___ Entries

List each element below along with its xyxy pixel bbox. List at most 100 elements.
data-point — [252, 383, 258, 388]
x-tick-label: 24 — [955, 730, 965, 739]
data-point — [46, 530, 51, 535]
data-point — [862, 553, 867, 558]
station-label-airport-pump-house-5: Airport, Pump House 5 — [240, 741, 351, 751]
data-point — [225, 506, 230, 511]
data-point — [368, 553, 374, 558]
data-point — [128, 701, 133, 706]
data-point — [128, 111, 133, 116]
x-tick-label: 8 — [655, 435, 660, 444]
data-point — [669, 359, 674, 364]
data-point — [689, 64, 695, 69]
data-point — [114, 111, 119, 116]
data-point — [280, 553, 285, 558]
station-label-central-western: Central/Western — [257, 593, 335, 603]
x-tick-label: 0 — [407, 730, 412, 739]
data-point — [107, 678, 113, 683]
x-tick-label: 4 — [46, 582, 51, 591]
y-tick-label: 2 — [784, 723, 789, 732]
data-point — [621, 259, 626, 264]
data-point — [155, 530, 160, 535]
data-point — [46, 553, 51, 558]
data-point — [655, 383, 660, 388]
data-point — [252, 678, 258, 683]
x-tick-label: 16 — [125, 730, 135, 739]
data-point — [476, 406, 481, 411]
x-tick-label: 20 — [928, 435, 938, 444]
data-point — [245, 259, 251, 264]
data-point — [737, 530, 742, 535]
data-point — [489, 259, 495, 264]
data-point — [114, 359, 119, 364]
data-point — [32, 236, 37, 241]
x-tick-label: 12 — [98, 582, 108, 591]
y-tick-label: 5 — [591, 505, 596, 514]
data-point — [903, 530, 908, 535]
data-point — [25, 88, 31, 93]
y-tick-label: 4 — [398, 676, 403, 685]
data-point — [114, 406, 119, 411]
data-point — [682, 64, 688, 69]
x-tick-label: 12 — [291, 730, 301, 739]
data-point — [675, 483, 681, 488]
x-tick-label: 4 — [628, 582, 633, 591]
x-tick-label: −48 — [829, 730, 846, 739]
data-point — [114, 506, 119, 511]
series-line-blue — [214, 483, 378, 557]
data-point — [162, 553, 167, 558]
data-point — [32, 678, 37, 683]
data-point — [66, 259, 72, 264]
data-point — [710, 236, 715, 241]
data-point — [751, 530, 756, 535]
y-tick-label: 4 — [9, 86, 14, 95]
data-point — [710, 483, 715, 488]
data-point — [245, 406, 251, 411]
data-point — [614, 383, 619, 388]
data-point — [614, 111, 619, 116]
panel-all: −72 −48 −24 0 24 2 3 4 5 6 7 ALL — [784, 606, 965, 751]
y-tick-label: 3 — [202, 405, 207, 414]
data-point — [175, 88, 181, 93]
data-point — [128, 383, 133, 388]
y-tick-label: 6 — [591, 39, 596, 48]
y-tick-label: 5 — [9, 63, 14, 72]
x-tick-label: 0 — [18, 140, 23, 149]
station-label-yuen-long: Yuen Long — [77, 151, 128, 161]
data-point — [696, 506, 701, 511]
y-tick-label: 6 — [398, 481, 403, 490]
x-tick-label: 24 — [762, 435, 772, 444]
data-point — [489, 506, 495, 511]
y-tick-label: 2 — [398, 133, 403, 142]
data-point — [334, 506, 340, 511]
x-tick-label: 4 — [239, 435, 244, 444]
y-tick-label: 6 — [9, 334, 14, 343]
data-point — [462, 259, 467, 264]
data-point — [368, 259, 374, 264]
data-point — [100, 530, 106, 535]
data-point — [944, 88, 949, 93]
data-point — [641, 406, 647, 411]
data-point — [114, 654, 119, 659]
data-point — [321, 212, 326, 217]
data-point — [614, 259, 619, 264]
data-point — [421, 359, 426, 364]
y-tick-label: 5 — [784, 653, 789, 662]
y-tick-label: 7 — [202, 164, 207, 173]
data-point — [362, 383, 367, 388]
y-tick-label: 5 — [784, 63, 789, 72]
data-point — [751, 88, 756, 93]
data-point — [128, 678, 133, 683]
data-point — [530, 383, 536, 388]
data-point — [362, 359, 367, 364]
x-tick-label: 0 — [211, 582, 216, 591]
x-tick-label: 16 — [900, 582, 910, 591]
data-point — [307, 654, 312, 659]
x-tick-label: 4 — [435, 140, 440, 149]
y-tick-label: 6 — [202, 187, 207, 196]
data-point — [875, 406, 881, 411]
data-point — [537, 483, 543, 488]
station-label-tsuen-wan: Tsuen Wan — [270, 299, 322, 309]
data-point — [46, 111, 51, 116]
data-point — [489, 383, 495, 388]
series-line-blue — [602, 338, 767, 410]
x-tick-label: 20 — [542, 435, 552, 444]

______

* _What this task involves_: Format the rows as a Markdown table with the columns Number and Record line. Start with the first line and go through the line containing "y-tick-label: 4 — [398, 676, 403, 685]", including both, and leave out any blank lines.

* _Written reply_:
| Number | Record line |
|---|---|
| 1 | List each element below along with its xyxy pixel bbox. List at most 100 elements. |
| 2 | data-point — [252, 383, 258, 388] |
| 3 | x-tick-label: 24 — [955, 730, 965, 739] |
| 4 | data-point — [46, 530, 51, 535] |
| 5 | data-point — [862, 553, 867, 558] |
| 6 | station-label-airport-pump-house-5: Airport, Pump House 5 — [240, 741, 351, 751] |
| 7 | data-point — [225, 506, 230, 511] |
| 8 | data-point — [368, 553, 374, 558] |
| 9 | data-point — [128, 701, 133, 706] |
| 10 | data-point — [128, 111, 133, 116] |
| 11 | x-tick-label: 8 — [655, 435, 660, 444] |
| 12 | data-point — [669, 359, 674, 364] |
| 13 | data-point — [689, 64, 695, 69] |
| 14 | data-point — [114, 111, 119, 116] |
| 15 | data-point — [280, 553, 285, 558] |
| 16 | station-label-central-western: Central/Western — [257, 593, 335, 603] |
| 17 | x-tick-label: 0 — [407, 730, 412, 739] |
| 18 | data-point — [107, 678, 113, 683] |
| 19 | x-tick-label: 4 — [46, 582, 51, 591] |
| 20 | y-tick-label: 2 — [784, 723, 789, 732] |
| 21 | data-point — [621, 259, 626, 264] |
| 22 | data-point — [155, 530, 160, 535] |
| 23 | data-point — [46, 553, 51, 558] |
| 24 | data-point — [655, 383, 660, 388] |
| 25 | data-point — [252, 678, 258, 683] |
| 26 | x-tick-label: 16 — [125, 730, 135, 739] |
| 27 | data-point — [476, 406, 481, 411] |
| 28 | x-tick-label: 20 — [928, 435, 938, 444] |
| 29 | data-point — [245, 259, 251, 264] |
| 30 | data-point — [737, 530, 742, 535] |
| 31 | data-point — [489, 259, 495, 264] |
| 32 | data-point — [114, 359, 119, 364] |
| 33 | data-point — [32, 236, 37, 241] |
| 34 | x-tick-label: 12 — [98, 582, 108, 591] |
| 35 | y-tick-label: 5 — [591, 505, 596, 514] |
| 36 | data-point — [903, 530, 908, 535] |
| 37 | data-point — [25, 88, 31, 93] |
| 38 | y-tick-label: 4 — [398, 676, 403, 685] |